→ **Work to do**
Copy out the following data line for line, keeping every character unchanged.

→ **Recorded information**
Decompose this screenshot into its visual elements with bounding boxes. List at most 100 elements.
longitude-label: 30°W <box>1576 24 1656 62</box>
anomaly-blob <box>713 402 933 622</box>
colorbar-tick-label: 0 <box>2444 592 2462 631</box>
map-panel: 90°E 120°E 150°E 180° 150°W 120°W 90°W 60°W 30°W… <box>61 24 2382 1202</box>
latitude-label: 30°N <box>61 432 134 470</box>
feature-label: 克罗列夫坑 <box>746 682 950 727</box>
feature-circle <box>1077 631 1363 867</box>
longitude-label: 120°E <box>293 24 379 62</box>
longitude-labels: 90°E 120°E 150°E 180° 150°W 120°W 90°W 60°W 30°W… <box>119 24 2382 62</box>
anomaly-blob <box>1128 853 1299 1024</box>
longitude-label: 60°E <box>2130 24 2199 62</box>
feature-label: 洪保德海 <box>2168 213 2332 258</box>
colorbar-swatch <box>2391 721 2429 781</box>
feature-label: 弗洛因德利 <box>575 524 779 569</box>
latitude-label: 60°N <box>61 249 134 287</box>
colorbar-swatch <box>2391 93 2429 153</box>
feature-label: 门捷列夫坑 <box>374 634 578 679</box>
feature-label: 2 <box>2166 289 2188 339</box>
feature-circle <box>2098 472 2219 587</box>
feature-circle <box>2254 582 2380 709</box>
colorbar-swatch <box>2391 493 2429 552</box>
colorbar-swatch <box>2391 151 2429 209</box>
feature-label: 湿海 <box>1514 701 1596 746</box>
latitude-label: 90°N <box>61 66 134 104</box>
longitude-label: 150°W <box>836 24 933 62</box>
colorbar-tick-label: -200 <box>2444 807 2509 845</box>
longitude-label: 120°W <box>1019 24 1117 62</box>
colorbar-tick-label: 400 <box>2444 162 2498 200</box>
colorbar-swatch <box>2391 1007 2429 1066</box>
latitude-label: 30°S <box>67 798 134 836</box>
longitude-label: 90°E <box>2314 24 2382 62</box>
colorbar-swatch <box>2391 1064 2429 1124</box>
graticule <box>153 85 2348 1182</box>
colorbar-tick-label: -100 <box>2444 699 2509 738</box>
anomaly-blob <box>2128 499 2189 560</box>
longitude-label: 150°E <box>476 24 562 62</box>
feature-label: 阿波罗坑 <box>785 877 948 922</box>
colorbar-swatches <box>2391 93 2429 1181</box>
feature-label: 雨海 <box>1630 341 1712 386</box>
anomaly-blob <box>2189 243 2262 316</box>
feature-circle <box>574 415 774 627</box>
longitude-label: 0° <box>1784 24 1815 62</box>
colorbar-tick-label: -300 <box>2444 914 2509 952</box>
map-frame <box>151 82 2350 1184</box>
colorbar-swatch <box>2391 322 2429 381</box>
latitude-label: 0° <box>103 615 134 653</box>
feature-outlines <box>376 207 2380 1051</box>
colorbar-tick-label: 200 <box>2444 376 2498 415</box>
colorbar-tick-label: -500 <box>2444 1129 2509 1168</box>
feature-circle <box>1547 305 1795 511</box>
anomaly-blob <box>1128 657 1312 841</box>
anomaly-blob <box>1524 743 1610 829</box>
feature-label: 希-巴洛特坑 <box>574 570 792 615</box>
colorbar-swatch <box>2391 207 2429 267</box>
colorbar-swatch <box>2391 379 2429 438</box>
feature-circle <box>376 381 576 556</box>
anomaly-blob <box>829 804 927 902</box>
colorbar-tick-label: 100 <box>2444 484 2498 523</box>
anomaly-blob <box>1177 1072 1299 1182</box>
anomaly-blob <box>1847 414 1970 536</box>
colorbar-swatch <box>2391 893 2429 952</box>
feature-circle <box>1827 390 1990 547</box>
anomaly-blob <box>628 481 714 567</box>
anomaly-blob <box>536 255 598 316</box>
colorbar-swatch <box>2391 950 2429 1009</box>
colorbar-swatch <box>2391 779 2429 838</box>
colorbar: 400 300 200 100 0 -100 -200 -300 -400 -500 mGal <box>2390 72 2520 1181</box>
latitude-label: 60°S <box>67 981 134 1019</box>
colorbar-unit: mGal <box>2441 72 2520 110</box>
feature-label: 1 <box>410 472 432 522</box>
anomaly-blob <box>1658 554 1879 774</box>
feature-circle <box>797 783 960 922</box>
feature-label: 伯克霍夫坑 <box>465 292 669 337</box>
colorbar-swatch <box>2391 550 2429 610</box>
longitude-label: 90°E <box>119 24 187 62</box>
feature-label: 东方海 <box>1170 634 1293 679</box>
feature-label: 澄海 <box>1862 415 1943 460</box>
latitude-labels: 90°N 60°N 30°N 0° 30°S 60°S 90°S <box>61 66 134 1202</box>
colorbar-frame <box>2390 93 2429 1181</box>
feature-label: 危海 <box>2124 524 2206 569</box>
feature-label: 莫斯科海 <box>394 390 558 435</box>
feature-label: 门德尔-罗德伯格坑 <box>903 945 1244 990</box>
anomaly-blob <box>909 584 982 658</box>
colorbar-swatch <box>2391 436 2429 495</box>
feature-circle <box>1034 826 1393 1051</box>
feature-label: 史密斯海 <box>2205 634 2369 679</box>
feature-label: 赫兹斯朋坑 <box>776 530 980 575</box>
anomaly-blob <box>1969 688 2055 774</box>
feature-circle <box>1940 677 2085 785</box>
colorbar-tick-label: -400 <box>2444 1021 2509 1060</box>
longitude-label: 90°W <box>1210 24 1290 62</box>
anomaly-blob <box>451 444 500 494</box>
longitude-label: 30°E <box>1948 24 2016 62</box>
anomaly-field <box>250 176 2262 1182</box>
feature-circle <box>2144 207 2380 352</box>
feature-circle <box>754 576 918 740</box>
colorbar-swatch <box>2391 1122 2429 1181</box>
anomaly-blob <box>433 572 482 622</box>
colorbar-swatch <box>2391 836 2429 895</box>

→ **Exercise answer**
Decompose this screenshot into its visual elements with bounding boxes. List at most 100 elements.
longitude-label: 30°W <box>1576 24 1656 62</box>
anomaly-blob <box>713 402 933 622</box>
colorbar-tick-label: 0 <box>2444 592 2462 631</box>
map-panel: 90°E 120°E 150°E 180° 150°W 120°W 90°W 60°W 30°W… <box>61 24 2382 1202</box>
latitude-label: 30°N <box>61 432 134 470</box>
feature-label: 克罗列夫坑 <box>746 682 950 727</box>
feature-circle <box>1077 631 1363 867</box>
longitude-label: 120°E <box>293 24 379 62</box>
longitude-labels: 90°E 120°E 150°E 180° 150°W 120°W 90°W 60°W 30°W… <box>119 24 2382 62</box>
anomaly-blob <box>1128 853 1299 1024</box>
longitude-label: 60°E <box>2130 24 2199 62</box>
feature-label: 洪保德海 <box>2168 213 2332 258</box>
colorbar-swatch <box>2391 721 2429 781</box>
feature-label: 弗洛因德利 <box>575 524 779 569</box>
latitude-label: 60°N <box>61 249 134 287</box>
colorbar-swatch <box>2391 93 2429 153</box>
feature-label: 门捷列夫坑 <box>374 634 578 679</box>
feature-label: 2 <box>2166 289 2188 339</box>
feature-circle <box>2098 472 2219 587</box>
feature-circle <box>2254 582 2380 709</box>
colorbar-swatch <box>2391 493 2429 552</box>
colorbar-swatch <box>2391 151 2429 209</box>
feature-label: 湿海 <box>1514 701 1596 746</box>
latitude-label: 90°N <box>61 66 134 104</box>
longitude-label: 150°W <box>836 24 933 62</box>
colorbar-tick-label: -200 <box>2444 807 2509 845</box>
longitude-label: 120°W <box>1019 24 1117 62</box>
colorbar-tick-label: 400 <box>2444 162 2498 200</box>
colorbar-swatch <box>2391 1007 2429 1066</box>
latitude-label: 30°S <box>67 798 134 836</box>
longitude-label: 90°E <box>2314 24 2382 62</box>
colorbar-swatch <box>2391 1064 2429 1124</box>
graticule <box>153 85 2348 1182</box>
colorbar-tick-label: -100 <box>2444 699 2509 738</box>
anomaly-blob <box>2128 499 2189 560</box>
longitude-label: 150°E <box>476 24 562 62</box>
feature-label: 阿波罗坑 <box>785 877 948 922</box>
colorbar-swatches <box>2391 93 2429 1181</box>
feature-label: 雨海 <box>1630 341 1712 386</box>
anomaly-blob <box>2189 243 2262 316</box>
feature-circle <box>574 415 774 627</box>
longitude-label: 0° <box>1784 24 1815 62</box>
colorbar-tick-label: -300 <box>2444 914 2509 952</box>
map-frame <box>151 82 2350 1184</box>
colorbar-swatch <box>2391 322 2429 381</box>
latitude-label: 0° <box>103 615 134 653</box>
feature-outlines <box>376 207 2380 1051</box>
colorbar-tick-label: 200 <box>2444 376 2498 415</box>
colorbar-tick-label: -500 <box>2444 1129 2509 1168</box>
feature-circle <box>1547 305 1795 511</box>
anomaly-blob <box>1128 657 1312 841</box>
anomaly-blob <box>1524 743 1610 829</box>
feature-label: 希-巴洛特坑 <box>574 570 792 615</box>
colorbar-swatch <box>2391 207 2429 267</box>
colorbar-swatch <box>2391 379 2429 438</box>
feature-circle <box>376 381 576 556</box>
anomaly-blob <box>829 804 927 902</box>
colorbar-tick-label: 100 <box>2444 484 2498 523</box>
anomaly-blob <box>1177 1072 1299 1182</box>
anomaly-blob <box>1847 414 1970 536</box>
colorbar-swatch <box>2391 893 2429 952</box>
feature-circle <box>1827 390 1990 547</box>
anomaly-blob <box>628 481 714 567</box>
anomaly-blob <box>536 255 598 316</box>
colorbar-swatch <box>2391 950 2429 1009</box>
colorbar-swatch <box>2391 779 2429 838</box>
colorbar: 400 300 200 100 0 -100 -200 -300 -400 -500 mGal <box>2390 72 2520 1181</box>
latitude-label: 60°S <box>67 981 134 1019</box>
colorbar-unit: mGal <box>2441 72 2520 110</box>
feature-label: 1 <box>410 472 432 522</box>
anomaly-blob <box>1658 554 1879 774</box>
feature-circle <box>797 783 960 922</box>
feature-label: 伯克霍夫坑 <box>465 292 669 337</box>
colorbar-swatch <box>2391 550 2429 610</box>
longitude-label: 90°E <box>119 24 187 62</box>
feature-label: 东方海 <box>1170 634 1293 679</box>
feature-label: 澄海 <box>1862 415 1943 460</box>
latitude-labels: 90°N 60°N 30°N 0° 30°S 60°S 90°S <box>61 66 134 1202</box>
colorbar-frame <box>2390 93 2429 1181</box>
feature-label: 危海 <box>2124 524 2206 569</box>
feature-label: 莫斯科海 <box>394 390 558 435</box>
feature-label: 门德尔-罗德伯格坑 <box>903 945 1244 990</box>
anomaly-blob <box>909 584 982 658</box>
colorbar-swatch <box>2391 436 2429 495</box>
feature-circle <box>1034 826 1393 1051</box>
feature-label: 史密斯海 <box>2205 634 2369 679</box>
feature-label: 赫兹斯朋坑 <box>776 530 980 575</box>
anomaly-blob <box>1969 688 2055 774</box>
feature-circle <box>1940 677 2085 785</box>
colorbar-tick-label: -400 <box>2444 1021 2509 1060</box>
longitude-label: 90°W <box>1210 24 1290 62</box>
anomaly-blob <box>451 444 500 494</box>
longitude-label: 30°E <box>1948 24 2016 62</box>
anomaly-field <box>250 176 2262 1182</box>
feature-circle <box>2144 207 2380 352</box>
feature-circle <box>754 576 918 740</box>
colorbar-swatch <box>2391 1122 2429 1181</box>
anomaly-blob <box>433 572 482 622</box>
colorbar-swatch <box>2391 836 2429 895</box>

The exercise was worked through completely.